-- begin Source document --

NINETY EIGHT REGENCY

What’s the Matter With Kids Today?

48 posts in this topic

What’s the Matter With Kids Today?

By Steve Finlay

WardsAuto.com, Apr 14, 2010 10:38 AM

Commentary

“What’s the matter with kids today?” asks a song from the 1960s musical “Bye Bye Birdie.”

The show tune decried youths who now are old enough to carry American Assn. of Retired People membership cards. That gives them not just senior discounts but also the right to say of today’s young generation: “Why can’t they be like we were, perfect in every way?” (Another line from the “Kids” song.)

We Baby Boomers were a rebellious bunch, defying authority and arguing with adults about everything from the Vietnam War to Bob Dylan’s singing talents. In a Gallup poll, nearly 75% of that era’s youths spoke of a generation gap. It was more like a gulf.

Today’s kids? They like their parents, respect their values and value their opinions, according to research into this odd inter-generational phenomenon.

Close to their folks, typical college students check in about 10 times a week, says Time magazine. Their parents are Facebook friends. The two groups listen to the same music.

Whoa.

Young Boomers loved their stuff as much as they disdained adults. We got what we wanted, and that extended to cars. There wasn’t a vehicle add-on we didn’t covet, including mufflers that ironically made cars louder, not quieter.

Our parents suffered through the Depression and wanted a better life for us. So they indulged us. “Boomers grew up selfish,” says John Wolkonowicz, a youngish-looking automotive researcher for IHS Global Insight. We turned into know-it-alls, he says. What does he know?

In contrast to youthful spendthrift Boomers, members of Generation Y (ages 16 to 32) show sensible, conservative tastes as automotive consumers. They are no-frills, no-thrills car shoppers.

They look for affordability, practicality, fuel efficiency and options that make sense to them, says Chance Parker, a research director for J.D. Power and Associates. “They don’t focus a lot on whiz-bang features.”

Here’s the scary part. A growing number of American teens show little immediate desire to get a car or spend money to maintain one. Parker calls that “startling” information, gleaned from monitoring online chats, blogs and social-media websites.

“We hear things such as, ‘My mom’s been bugging me to take a test for a driver’s license,’” he says. “It’s not the way I felt when I was a kid. I couldn’t wait to get a car.”

At the Global Automotive Aftermarket Symposium in May, J.D. Power’s Mike Cooperman will give a presentation called “Gen Y Shifting Away from Cars.” Conference sponsors might consider passing out aspirin afterwards.

If they are not keen on getting a car right away, what does interest today’s youth? “Finding a job,” says Parker.

Whatever happened to good old-fashioned allowances?

Boomers couldn’t wait to get their driver’s licenses. We counted the days until our 16th birthday. When that arrived, we did three things: open presents, get our driver’s license and drive off to destination anywhere.

We didn’t waste time buckling our seatbelts, either. Our complaint with seatbelts of that era was that they were uncomfortable – to sit on. No one wore them. Tell a kid today not to wear a seatbelt, and see how far you get.

-- end Source document --
-- begin Data listing --

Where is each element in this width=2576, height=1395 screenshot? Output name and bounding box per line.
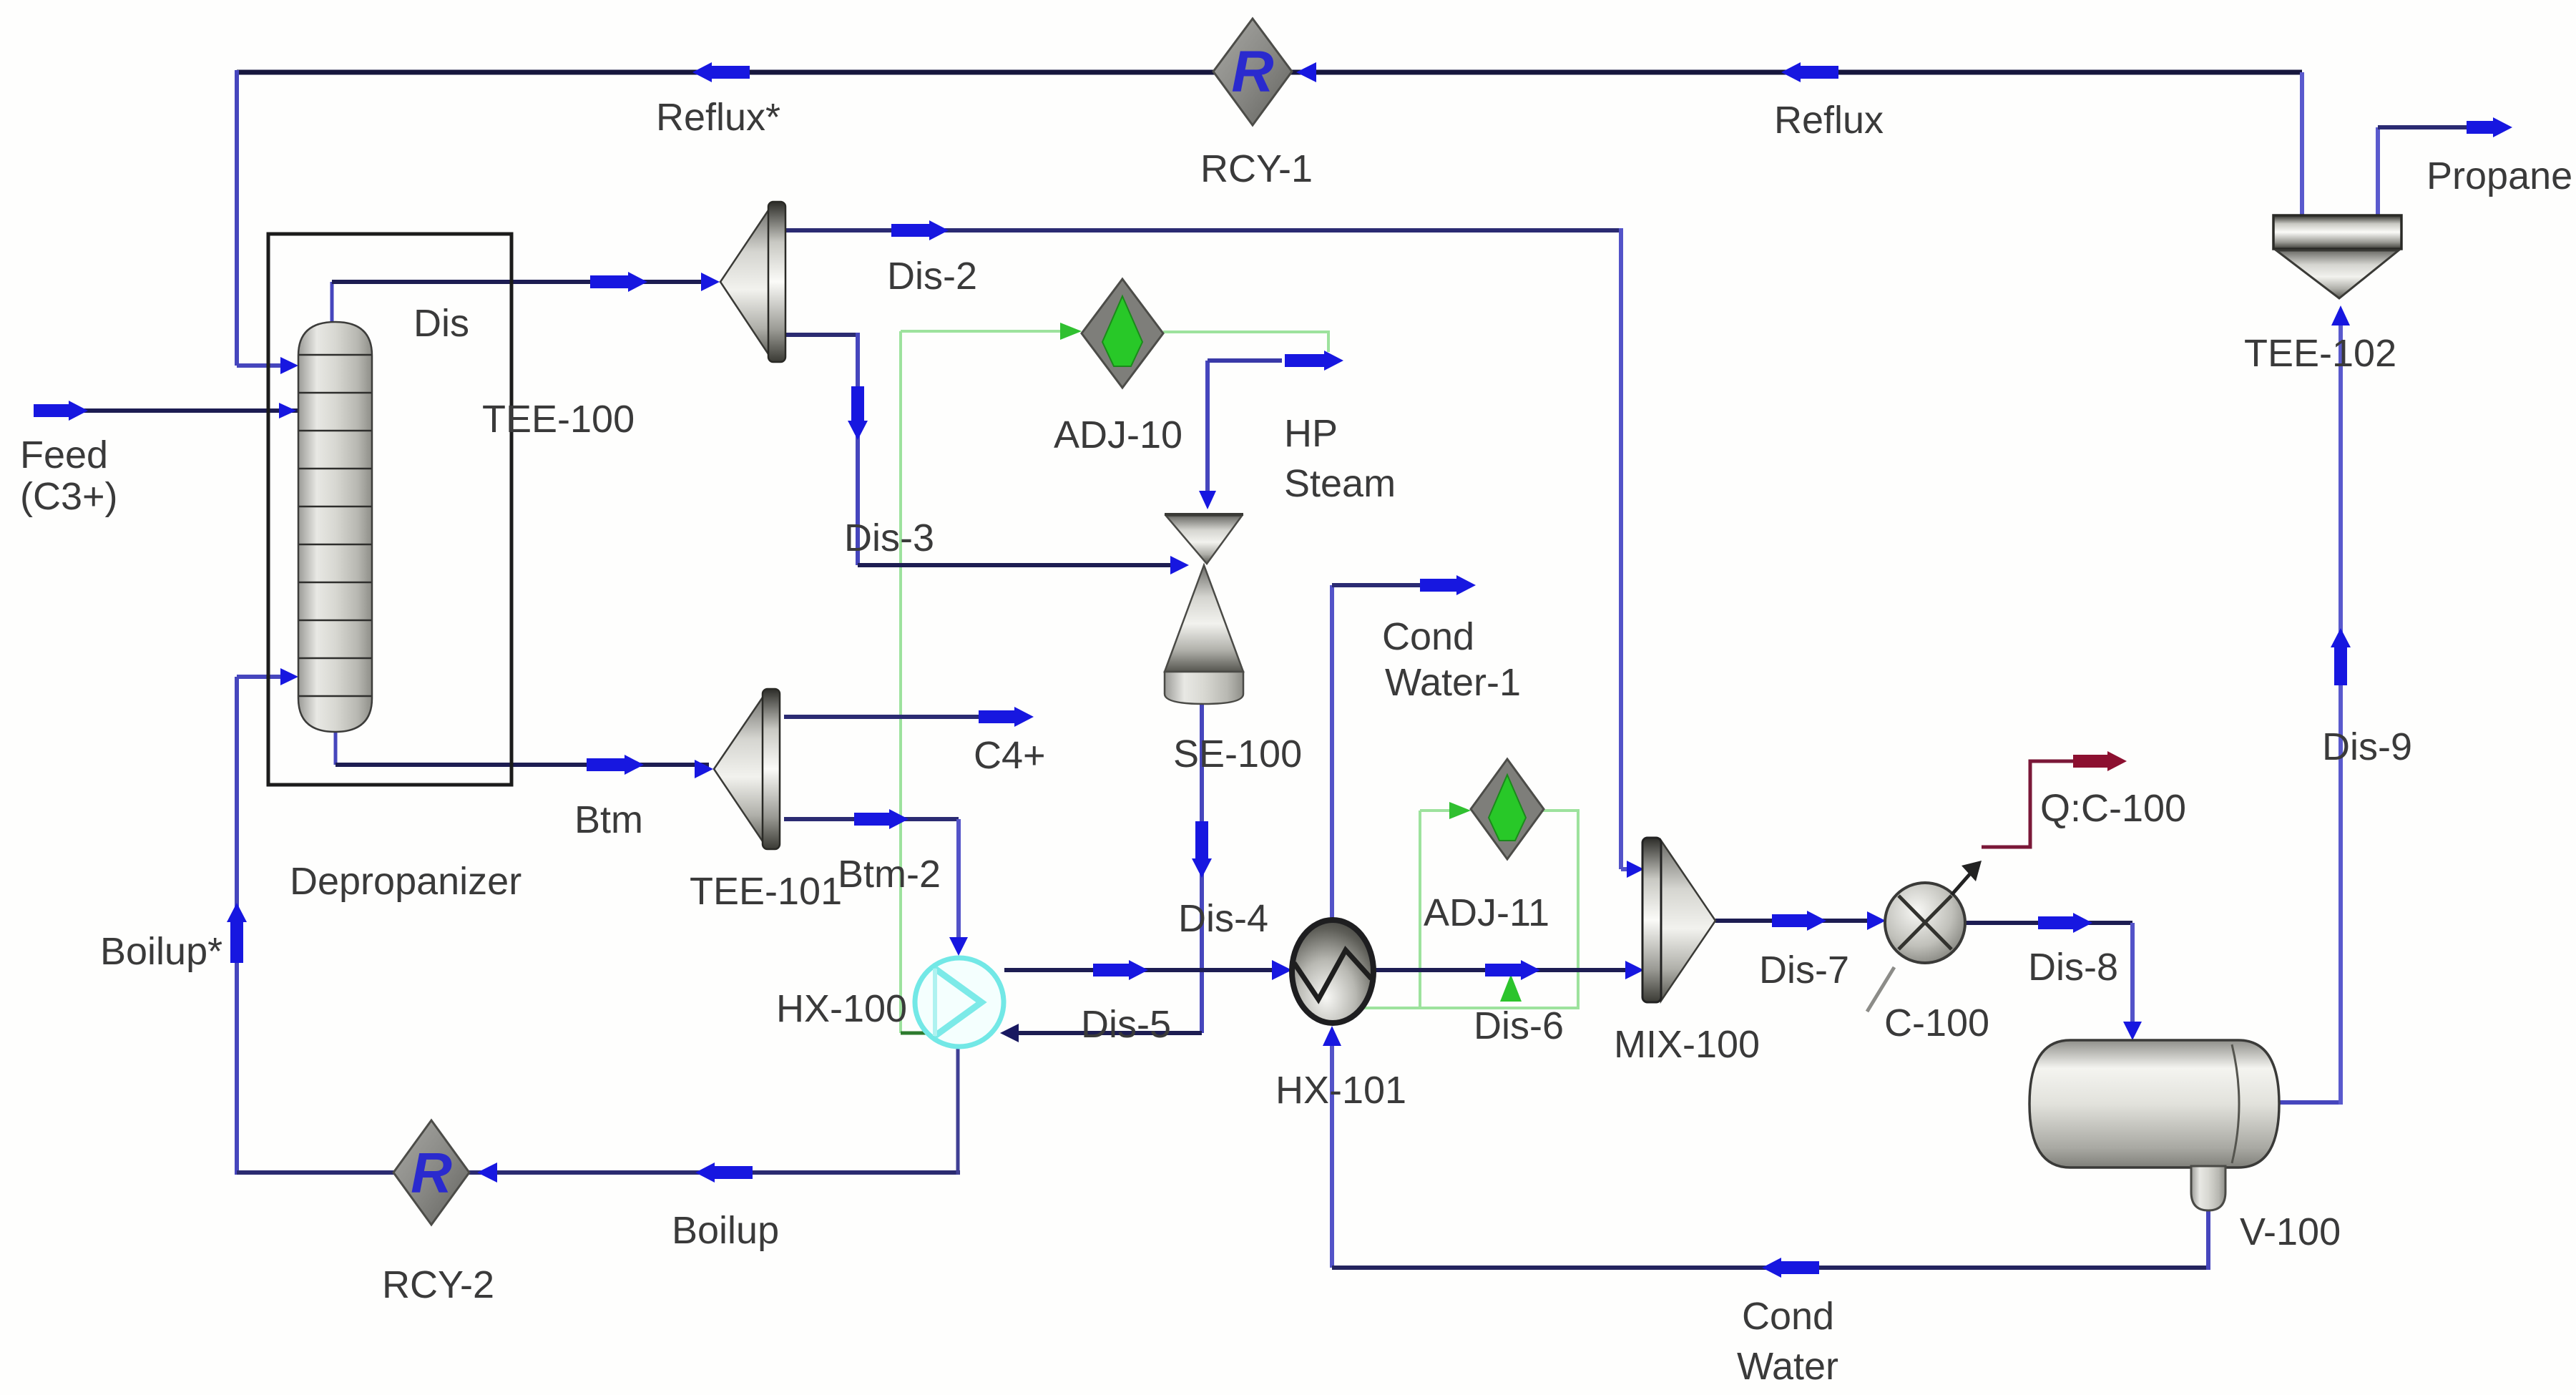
wire Cond Water (V-100 to HX-101 bottom)	[1323, 1026, 2208, 1270]
svg-text:Boilup: Boilup	[672, 1209, 779, 1252]
label C4+	[974, 734, 1046, 777]
label Dis-4	[1178, 897, 1268, 940]
svg-text:Dis-9: Dis-9	[2322, 725, 2412, 768]
svg-text:R: R	[411, 1141, 452, 1205]
stream icon Dis-4 arrow	[1192, 821, 1212, 878]
stream icon Reflux arrow	[1781, 62, 1838, 82]
heat exchanger HX-101 (dark sphere)	[1292, 920, 1373, 1023]
label Dis	[413, 302, 469, 345]
svg-text:Cond: Cond	[1742, 1295, 1834, 1338]
svg-text:Dis-2: Dis-2	[887, 255, 977, 298]
stream icon Dis-2 arrow	[891, 220, 949, 240]
label Depropanizer	[290, 860, 521, 903]
column envelope rectangle T-100	[268, 234, 511, 785]
column Depropanizer tray tower	[298, 322, 372, 732]
label TEE-101	[690, 870, 842, 913]
svg-text:ADJ-11: ADJ-11	[1424, 891, 1549, 934]
label Reflux*	[656, 96, 780, 139]
stream icon Boilup arrow	[695, 1162, 753, 1183]
svg-text:Btm: Btm	[574, 798, 643, 841]
wire ADJ-10 green outlet to HP Steam	[1163, 332, 1328, 352]
svg-text:C-100: C-100	[1884, 1002, 1989, 1044]
wire Dis-6 (HX-101 to MIX-100)	[1373, 961, 1644, 979]
wire Dis-9 (V-100 to TEE-102)	[2279, 305, 2350, 1105]
label Dis-2	[887, 255, 977, 298]
wire Dis-8 (C-100 to V-100)	[1966, 923, 2142, 1040]
svg-text:Feed: Feed	[20, 434, 108, 476]
svg-text:V-100: V-100	[2240, 1210, 2341, 1253]
label RCY-1	[1200, 147, 1313, 190]
label HP Steam	[1284, 412, 1396, 505]
mixer MIX-100	[1642, 838, 1715, 1002]
svg-text:Q:C-100: Q:C-100	[2040, 787, 2186, 830]
stream icon Dis-9 arrow	[2331, 628, 2351, 685]
svg-text:Dis-3: Dis-3	[844, 517, 934, 559]
label TEE-102	[2244, 332, 2396, 375]
cooler C-100	[1867, 883, 1965, 1012]
label Dis-3	[844, 517, 934, 559]
tee TEE-101	[714, 689, 780, 849]
label Dis-9	[2322, 725, 2412, 768]
label Propane	[2426, 155, 2572, 197]
stream icon Propane arrow	[2467, 117, 2512, 137]
svg-text:HP: HP	[1284, 412, 1338, 455]
label ADJ-10	[1054, 413, 1182, 456]
wire Btm-2 (TEE-101 to HX-100 top)	[784, 819, 968, 956]
wire Boilup* riser to column	[237, 668, 298, 1175]
stream icon HP Steam arrow	[1285, 351, 1343, 371]
wire TEE-102 left outlet riser	[2300, 72, 2304, 215]
label Boilup	[672, 1209, 779, 1252]
stream icon C4+ arrow	[979, 707, 1034, 727]
svg-text:Btm-2: Btm-2	[838, 853, 941, 896]
svg-text:Dis-5: Dis-5	[1081, 1003, 1171, 1046]
label C-100	[1884, 1002, 1989, 1044]
separator V-100	[2029, 1040, 2279, 1210]
label Dis-7	[1759, 949, 1849, 992]
arrowhead into RCY-2	[477, 1162, 497, 1183]
wire ADJ-10 green inlet with arrow	[901, 323, 1082, 340]
stream icon Feed arrow	[34, 401, 88, 421]
wire Btm (column bottom to TEE-101)	[336, 732, 713, 778]
stream icon Cond Water arrow	[1762, 1258, 1819, 1278]
svg-text:TEE-102: TEE-102	[2244, 332, 2396, 375]
svg-text:(C3+): (C3+)	[20, 475, 118, 518]
wire Dis-3 (TEE-100 to SE-100)	[785, 333, 1189, 574]
adjust ADJ-11	[1471, 759, 1544, 859]
stream icon Cond Water-1 arrow	[1420, 575, 1476, 595]
svg-text:Cond: Cond	[1382, 615, 1474, 658]
svg-text:HX-101: HX-101	[1275, 1069, 1406, 1112]
svg-text:R: R	[1231, 39, 1273, 104]
wire Dis-4 (SE-100 outlet down)	[1200, 704, 1204, 1033]
svg-text:Dis-8: Dis-8	[2028, 946, 2118, 989]
wire Reflux* downcomer to column	[237, 70, 298, 374]
stream icon Dis-6 arrow	[1485, 960, 1540, 980]
stream icon Reflux* arrow	[692, 62, 750, 82]
wire Feed (C3+)	[43, 403, 298, 418]
svg-text:ADJ-10: ADJ-10	[1054, 413, 1182, 456]
label MIX-100	[1614, 1023, 1760, 1066]
wire C4+ (TEE-101 top outlet)	[784, 715, 980, 719]
label Boilup*	[100, 930, 222, 973]
label Dis-6	[1474, 1004, 1564, 1047]
wire ADJ-11 green arrow to Dis-6	[1500, 974, 1522, 1002]
label Dis-8	[2028, 946, 2118, 989]
svg-text:Depropanizer: Depropanizer	[290, 860, 521, 903]
label SE-100	[1173, 733, 1302, 775]
stream icon Dis-8 arrow	[2038, 913, 2092, 933]
tee TEE-100	[720, 202, 785, 362]
svg-text:SE-100: SE-100	[1173, 733, 1302, 775]
svg-text:C4+: C4+	[974, 734, 1046, 777]
svg-text:RCY-2: RCY-2	[382, 1263, 494, 1306]
wire Propane outlet	[2378, 127, 2468, 215]
label Cond Water-1	[1382, 615, 1521, 704]
label Btm	[574, 798, 643, 841]
wire Reflux / Reflux* top header	[237, 70, 2302, 75]
svg-text:TEE-100: TEE-100	[482, 398, 635, 441]
wire ADJ-11 green loop	[1363, 802, 1578, 1008]
label Btm-2	[838, 853, 941, 896]
wire HX-100 to HX-101	[1004, 960, 1292, 980]
svg-text:Water-1: Water-1	[1385, 661, 1521, 704]
svg-text:Dis-7: Dis-7	[1759, 949, 1849, 992]
tee TEE-102 (funnel)	[2273, 215, 2401, 298]
stream icon Dis-7 arrow	[1772, 911, 1826, 931]
label Reflux	[1774, 99, 1884, 142]
label HX-101	[1275, 1069, 1406, 1112]
svg-text:Steam: Steam	[1284, 462, 1396, 505]
recycle RCY-1	[1213, 19, 1292, 125]
wire ADJ-10 green target link (vertical to Dis-5)	[901, 331, 953, 1033]
svg-text:MIX-100: MIX-100	[1614, 1023, 1760, 1066]
label V-100	[2240, 1210, 2341, 1253]
wire Dis (column top to TEE-100)	[332, 273, 720, 322]
adjust ADJ-10	[1082, 279, 1163, 388]
svg-text:TEE-101: TEE-101	[690, 870, 842, 913]
stream icon Dis arrow	[590, 272, 647, 292]
label ADJ-11	[1424, 891, 1549, 934]
stream icon Btm-2 arrow	[854, 809, 909, 829]
svg-text:Dis-6: Dis-6	[1474, 1004, 1564, 1047]
arrowhead into RCY-1	[1296, 62, 1316, 82]
wire HP Steam inlet to SE-100	[1199, 361, 1282, 509]
svg-text:RCY-1: RCY-1	[1200, 147, 1313, 190]
wire Dis-5 (to HX-100 right side)	[1000, 1024, 1202, 1042]
wire Dis-2 (TEE-100 to MIX-100)	[785, 228, 1644, 878]
label Cond Water	[1737, 1295, 1838, 1388]
stream icon Btm arrow	[587, 755, 644, 775]
label Q:C-100	[2040, 787, 2186, 830]
label Feed (C3+)	[20, 434, 118, 518]
label HX-100	[776, 987, 907, 1030]
heat exchanger HX-100 (cyan)	[915, 958, 1004, 1047]
stream icon Dis-5 arrow	[1093, 960, 1148, 980]
wire Cond Water-1 (HX-101 top outlet)	[1332, 585, 1422, 921]
wire Dis-7 (MIX-100 to C-100)	[1715, 911, 1886, 930]
label TEE-100	[482, 398, 635, 441]
svg-text:HX-100: HX-100	[776, 987, 907, 1030]
svg-text:Reflux*: Reflux*	[656, 96, 780, 139]
stream icon Dis-3 arrow	[848, 386, 868, 440]
svg-text:Dis: Dis	[413, 302, 469, 345]
svg-text:Boilup*: Boilup*	[100, 930, 222, 973]
svg-text:Water: Water	[1737, 1345, 1838, 1388]
label RCY-2	[382, 1263, 494, 1306]
wire Boilup (HX-100 to RCY-2)	[237, 1049, 960, 1175]
recycle RCY-2	[393, 1120, 469, 1225]
svg-text:Dis-4: Dis-4	[1178, 897, 1268, 940]
stream icon Boilup* arrow	[227, 903, 247, 963]
label Dis-5	[1081, 1003, 1171, 1046]
svg-text:Propane: Propane	[2426, 155, 2572, 197]
expander SE-100	[1165, 514, 1243, 704]
svg-text:Reflux: Reflux	[1774, 99, 1884, 142]
energy stream Q:C-100	[1951, 751, 2127, 895]
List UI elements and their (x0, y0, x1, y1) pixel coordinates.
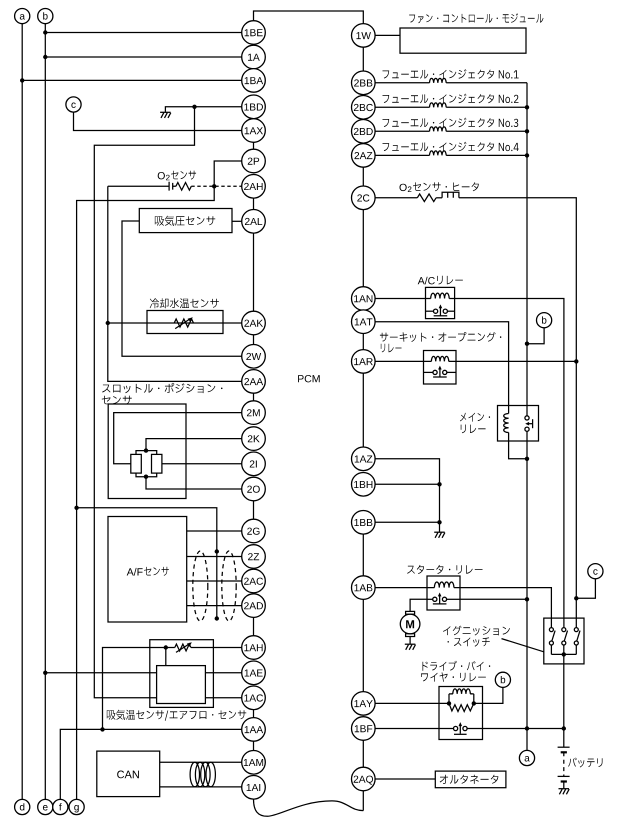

-- end Data listing --

Given exercise ::
Answer these questions using the commentary on young car buyers above:
(a) What share of that era's youths spoke of a generation gap in the Gallup poll the commentary cites?
(b) How often do typical college students check in with their parents, according to Time magazine?
(c) What is the title of Mike Cooperman's presentation at the Global Automotive Aftermarket Symposium?

Task output ::
(a) Nearly 75%.
(b) About 10 times a week.
(c) "Gen Y Shifting Away from Cars."